::: Records provided :::

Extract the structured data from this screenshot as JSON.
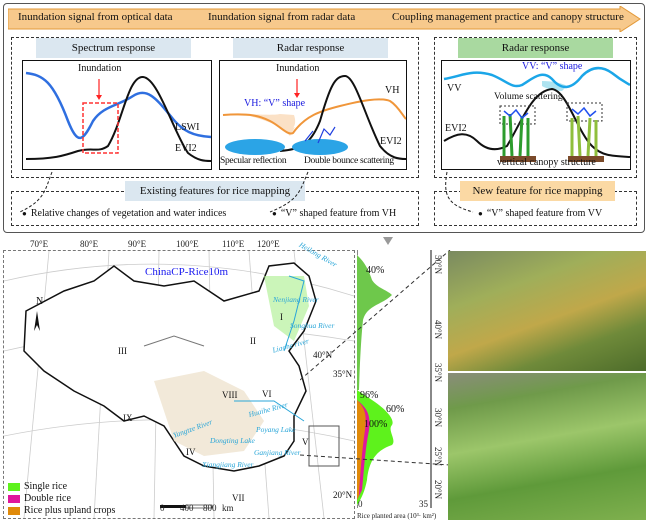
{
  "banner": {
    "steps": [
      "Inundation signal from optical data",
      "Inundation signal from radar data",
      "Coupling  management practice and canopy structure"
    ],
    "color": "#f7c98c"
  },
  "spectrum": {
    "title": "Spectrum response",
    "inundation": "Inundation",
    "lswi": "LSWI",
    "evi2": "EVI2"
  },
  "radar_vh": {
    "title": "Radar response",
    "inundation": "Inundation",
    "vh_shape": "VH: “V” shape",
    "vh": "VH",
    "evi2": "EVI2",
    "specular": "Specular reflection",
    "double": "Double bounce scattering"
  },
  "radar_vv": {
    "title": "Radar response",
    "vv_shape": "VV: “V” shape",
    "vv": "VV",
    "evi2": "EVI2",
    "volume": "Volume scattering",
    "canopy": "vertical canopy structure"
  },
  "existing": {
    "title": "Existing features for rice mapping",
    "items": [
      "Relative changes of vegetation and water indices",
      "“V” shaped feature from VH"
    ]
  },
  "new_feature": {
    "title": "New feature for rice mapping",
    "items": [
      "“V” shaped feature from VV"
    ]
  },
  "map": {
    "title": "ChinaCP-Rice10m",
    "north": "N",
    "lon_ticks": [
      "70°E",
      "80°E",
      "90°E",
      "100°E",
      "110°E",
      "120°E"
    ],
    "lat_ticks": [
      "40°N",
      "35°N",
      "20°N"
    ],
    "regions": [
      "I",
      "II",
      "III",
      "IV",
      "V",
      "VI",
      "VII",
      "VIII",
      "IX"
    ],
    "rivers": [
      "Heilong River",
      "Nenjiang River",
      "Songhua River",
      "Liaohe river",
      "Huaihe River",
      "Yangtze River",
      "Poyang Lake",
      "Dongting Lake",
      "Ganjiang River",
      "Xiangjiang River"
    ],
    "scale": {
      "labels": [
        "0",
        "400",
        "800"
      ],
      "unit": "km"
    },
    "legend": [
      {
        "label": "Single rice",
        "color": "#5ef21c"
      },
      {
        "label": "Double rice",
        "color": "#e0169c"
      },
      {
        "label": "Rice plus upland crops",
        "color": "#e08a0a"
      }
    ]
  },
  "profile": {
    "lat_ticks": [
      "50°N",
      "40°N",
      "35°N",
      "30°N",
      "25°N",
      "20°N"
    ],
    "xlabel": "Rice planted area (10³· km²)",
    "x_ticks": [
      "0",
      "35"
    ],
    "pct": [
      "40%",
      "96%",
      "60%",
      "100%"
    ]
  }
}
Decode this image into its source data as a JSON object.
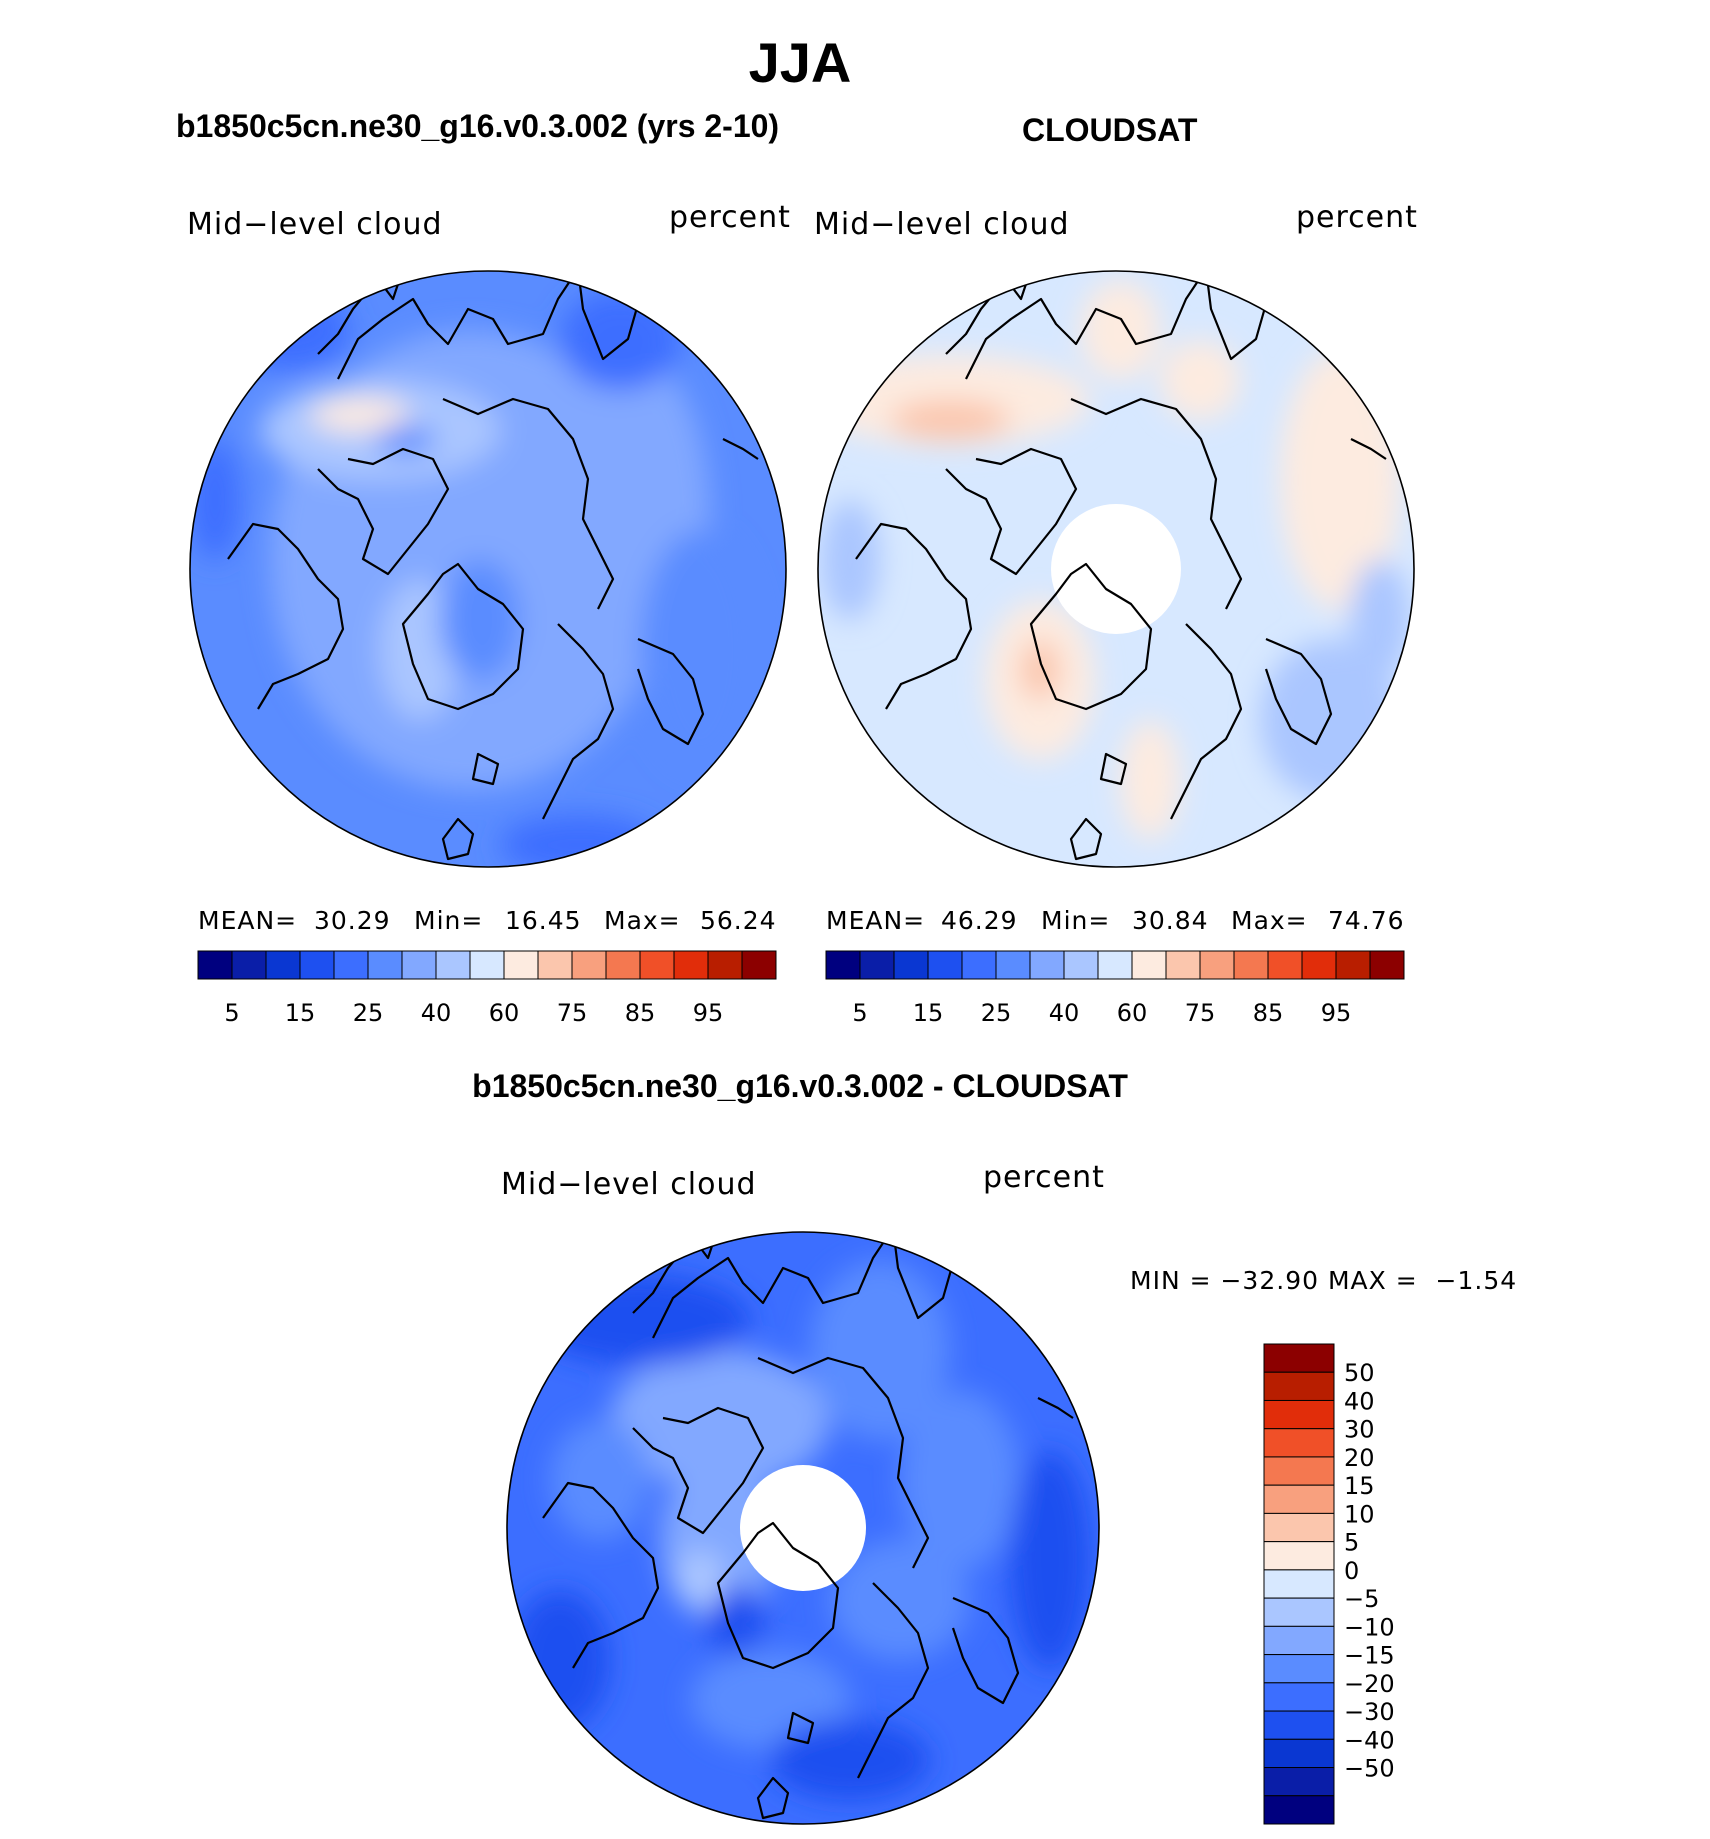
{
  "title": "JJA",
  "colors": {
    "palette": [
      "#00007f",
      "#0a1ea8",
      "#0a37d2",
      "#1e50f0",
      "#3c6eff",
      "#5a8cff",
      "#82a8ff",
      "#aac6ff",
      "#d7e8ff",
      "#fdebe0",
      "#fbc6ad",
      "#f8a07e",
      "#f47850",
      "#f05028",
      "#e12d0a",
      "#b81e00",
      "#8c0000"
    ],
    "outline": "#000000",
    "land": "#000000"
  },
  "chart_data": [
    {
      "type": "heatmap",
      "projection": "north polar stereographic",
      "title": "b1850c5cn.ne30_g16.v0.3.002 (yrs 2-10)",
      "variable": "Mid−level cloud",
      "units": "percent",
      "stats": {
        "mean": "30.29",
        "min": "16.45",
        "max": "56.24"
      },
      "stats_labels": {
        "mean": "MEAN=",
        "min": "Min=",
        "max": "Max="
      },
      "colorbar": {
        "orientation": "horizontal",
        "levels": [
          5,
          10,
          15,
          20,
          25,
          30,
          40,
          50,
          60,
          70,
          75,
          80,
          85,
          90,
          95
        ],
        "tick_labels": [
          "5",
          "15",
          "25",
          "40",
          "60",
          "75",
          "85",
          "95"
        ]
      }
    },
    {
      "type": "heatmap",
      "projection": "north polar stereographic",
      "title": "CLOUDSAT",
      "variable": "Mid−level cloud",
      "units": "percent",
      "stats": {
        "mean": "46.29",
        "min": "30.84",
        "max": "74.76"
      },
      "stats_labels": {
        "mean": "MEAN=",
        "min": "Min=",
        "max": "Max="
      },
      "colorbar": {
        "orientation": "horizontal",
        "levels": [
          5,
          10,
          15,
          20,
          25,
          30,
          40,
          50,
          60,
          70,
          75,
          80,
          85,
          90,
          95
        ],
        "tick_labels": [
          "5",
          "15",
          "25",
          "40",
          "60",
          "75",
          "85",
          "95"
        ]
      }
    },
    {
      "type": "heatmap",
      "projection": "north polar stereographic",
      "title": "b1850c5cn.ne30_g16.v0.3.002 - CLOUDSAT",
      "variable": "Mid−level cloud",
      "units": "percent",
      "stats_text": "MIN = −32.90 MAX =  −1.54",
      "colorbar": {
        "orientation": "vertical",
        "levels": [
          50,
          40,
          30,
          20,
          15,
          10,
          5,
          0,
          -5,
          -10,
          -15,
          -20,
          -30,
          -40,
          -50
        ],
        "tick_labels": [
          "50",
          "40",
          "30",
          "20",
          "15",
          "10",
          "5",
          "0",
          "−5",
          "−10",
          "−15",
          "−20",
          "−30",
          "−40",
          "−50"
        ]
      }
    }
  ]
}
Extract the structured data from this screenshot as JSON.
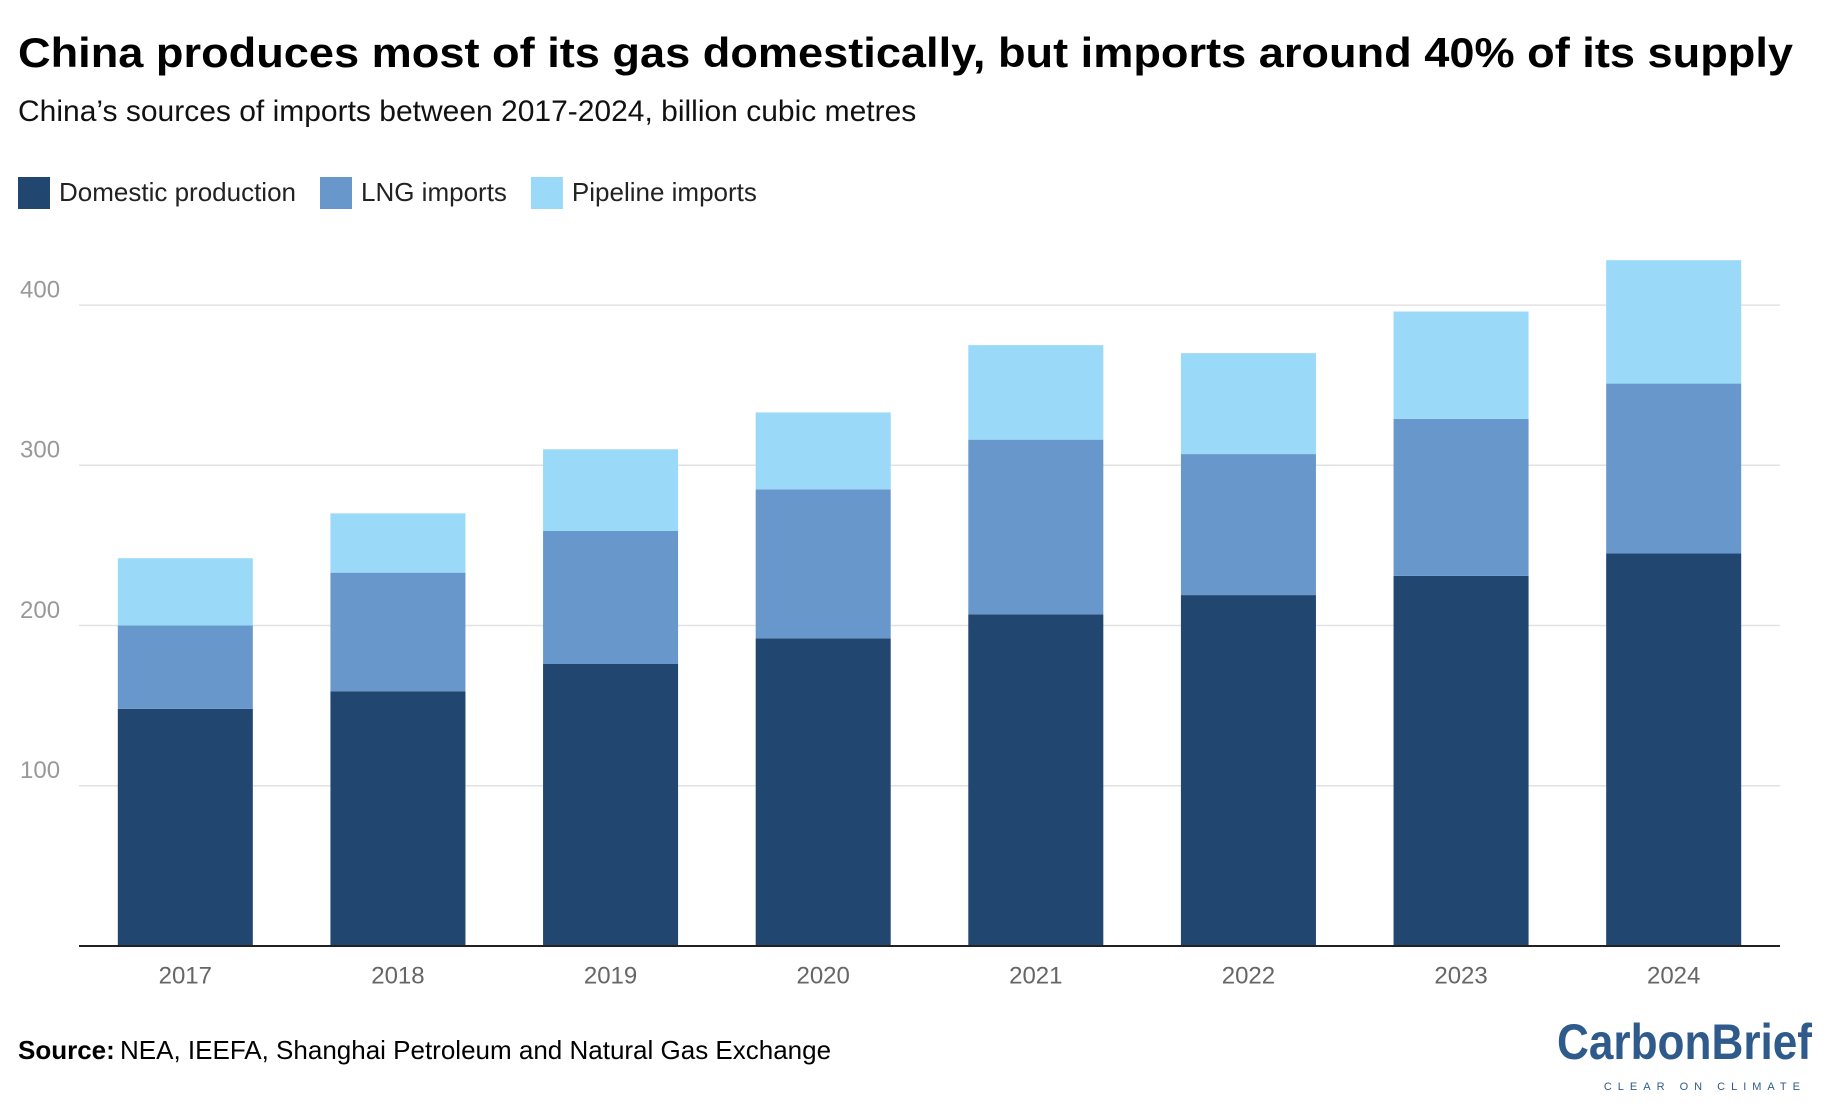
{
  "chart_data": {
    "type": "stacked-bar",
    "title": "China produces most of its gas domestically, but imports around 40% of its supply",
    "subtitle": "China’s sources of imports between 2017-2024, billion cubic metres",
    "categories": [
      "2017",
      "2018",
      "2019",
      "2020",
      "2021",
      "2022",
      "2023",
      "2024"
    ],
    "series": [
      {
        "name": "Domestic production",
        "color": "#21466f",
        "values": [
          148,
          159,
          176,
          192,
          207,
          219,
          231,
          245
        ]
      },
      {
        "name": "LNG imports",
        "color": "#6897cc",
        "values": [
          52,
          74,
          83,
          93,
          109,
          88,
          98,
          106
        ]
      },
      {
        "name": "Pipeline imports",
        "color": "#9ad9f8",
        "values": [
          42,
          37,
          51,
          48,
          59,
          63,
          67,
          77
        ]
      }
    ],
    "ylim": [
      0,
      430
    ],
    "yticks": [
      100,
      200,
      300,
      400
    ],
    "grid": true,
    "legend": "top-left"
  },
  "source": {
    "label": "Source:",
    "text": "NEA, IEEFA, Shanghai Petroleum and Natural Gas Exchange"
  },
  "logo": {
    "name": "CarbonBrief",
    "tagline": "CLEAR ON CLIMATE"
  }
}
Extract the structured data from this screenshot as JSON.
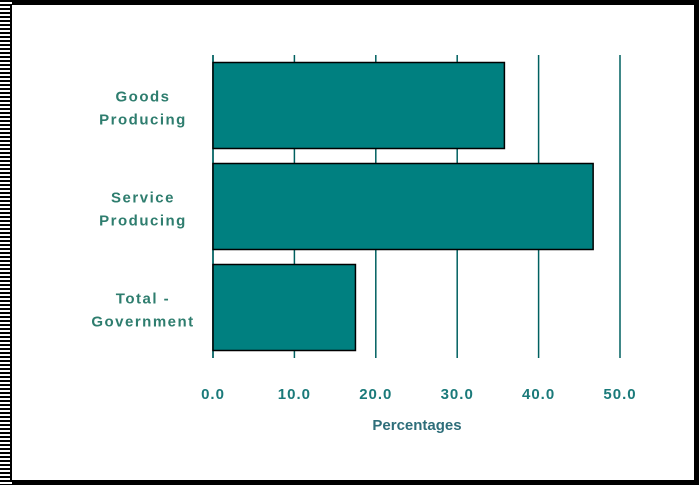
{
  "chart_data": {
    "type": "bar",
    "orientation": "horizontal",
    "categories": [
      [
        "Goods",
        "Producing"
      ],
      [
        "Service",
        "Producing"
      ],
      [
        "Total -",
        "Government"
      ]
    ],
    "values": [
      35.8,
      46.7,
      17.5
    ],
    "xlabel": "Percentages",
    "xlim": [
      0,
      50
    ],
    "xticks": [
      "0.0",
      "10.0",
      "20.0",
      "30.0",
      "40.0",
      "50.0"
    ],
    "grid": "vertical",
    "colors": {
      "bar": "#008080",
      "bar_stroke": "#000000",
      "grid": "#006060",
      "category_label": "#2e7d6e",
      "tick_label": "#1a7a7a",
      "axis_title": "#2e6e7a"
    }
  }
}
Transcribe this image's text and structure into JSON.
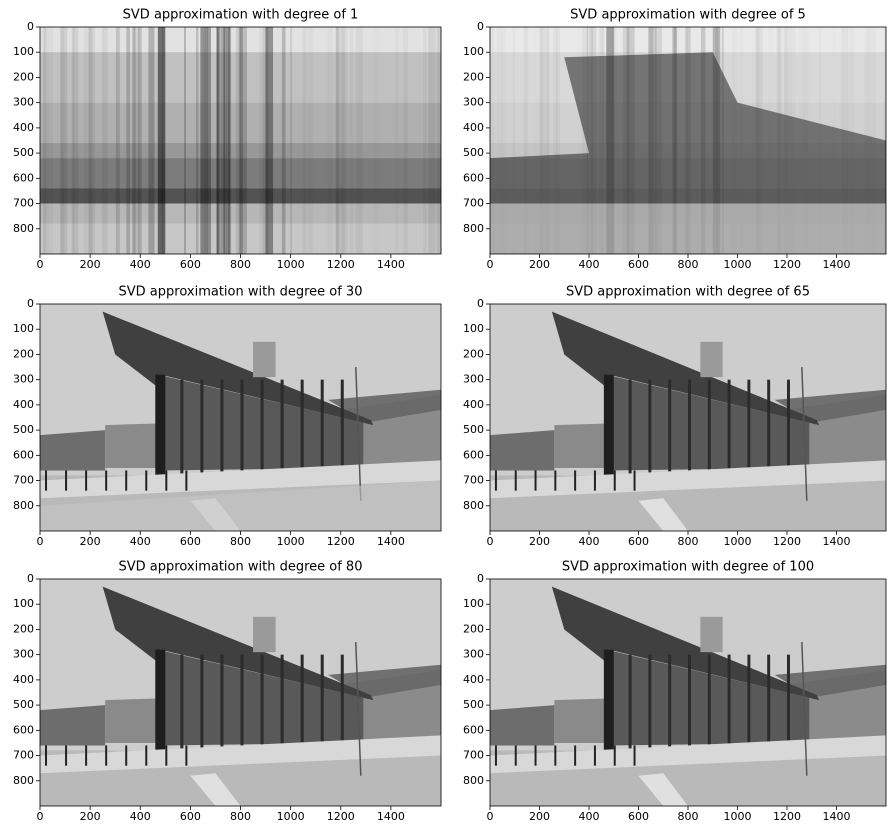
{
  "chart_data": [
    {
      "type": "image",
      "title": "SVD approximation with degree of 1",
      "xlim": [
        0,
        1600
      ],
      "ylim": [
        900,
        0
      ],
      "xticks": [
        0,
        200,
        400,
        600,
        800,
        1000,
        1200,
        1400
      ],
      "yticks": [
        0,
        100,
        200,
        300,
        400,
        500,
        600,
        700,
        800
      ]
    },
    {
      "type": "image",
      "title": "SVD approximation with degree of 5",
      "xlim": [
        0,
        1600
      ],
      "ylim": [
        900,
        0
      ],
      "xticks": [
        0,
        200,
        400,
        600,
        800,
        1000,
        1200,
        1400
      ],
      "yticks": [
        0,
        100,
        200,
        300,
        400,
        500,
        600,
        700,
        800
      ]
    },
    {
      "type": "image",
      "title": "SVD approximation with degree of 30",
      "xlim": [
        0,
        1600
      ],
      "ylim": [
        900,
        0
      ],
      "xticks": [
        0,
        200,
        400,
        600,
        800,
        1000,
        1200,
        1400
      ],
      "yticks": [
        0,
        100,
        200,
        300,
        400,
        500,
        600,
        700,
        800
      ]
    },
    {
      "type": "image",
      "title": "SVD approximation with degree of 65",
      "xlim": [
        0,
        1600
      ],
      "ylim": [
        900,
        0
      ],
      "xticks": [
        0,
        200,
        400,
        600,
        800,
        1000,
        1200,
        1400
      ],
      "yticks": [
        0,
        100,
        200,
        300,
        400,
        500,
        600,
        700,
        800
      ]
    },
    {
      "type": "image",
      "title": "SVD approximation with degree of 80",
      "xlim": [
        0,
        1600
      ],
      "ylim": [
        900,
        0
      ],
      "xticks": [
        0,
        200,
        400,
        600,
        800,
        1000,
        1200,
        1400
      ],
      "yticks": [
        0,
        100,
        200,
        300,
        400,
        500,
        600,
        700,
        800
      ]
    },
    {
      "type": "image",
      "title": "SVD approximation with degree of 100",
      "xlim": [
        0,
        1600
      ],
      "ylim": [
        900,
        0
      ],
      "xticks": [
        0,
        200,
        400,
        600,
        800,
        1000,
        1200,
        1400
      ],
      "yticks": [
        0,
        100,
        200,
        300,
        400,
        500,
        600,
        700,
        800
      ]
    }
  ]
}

:::

Task :: Your task is to gather all lines from the entries above that hold the word "imports".

Solved problem ::
    "title": "China produces most of its gas domestically, but imports around 40% of its supply",
    "subtitle": "China’s sources of imports between 2017-2024, billion cubic metres",
        "name": "LNG imports",
        "name": "Pipeline imports",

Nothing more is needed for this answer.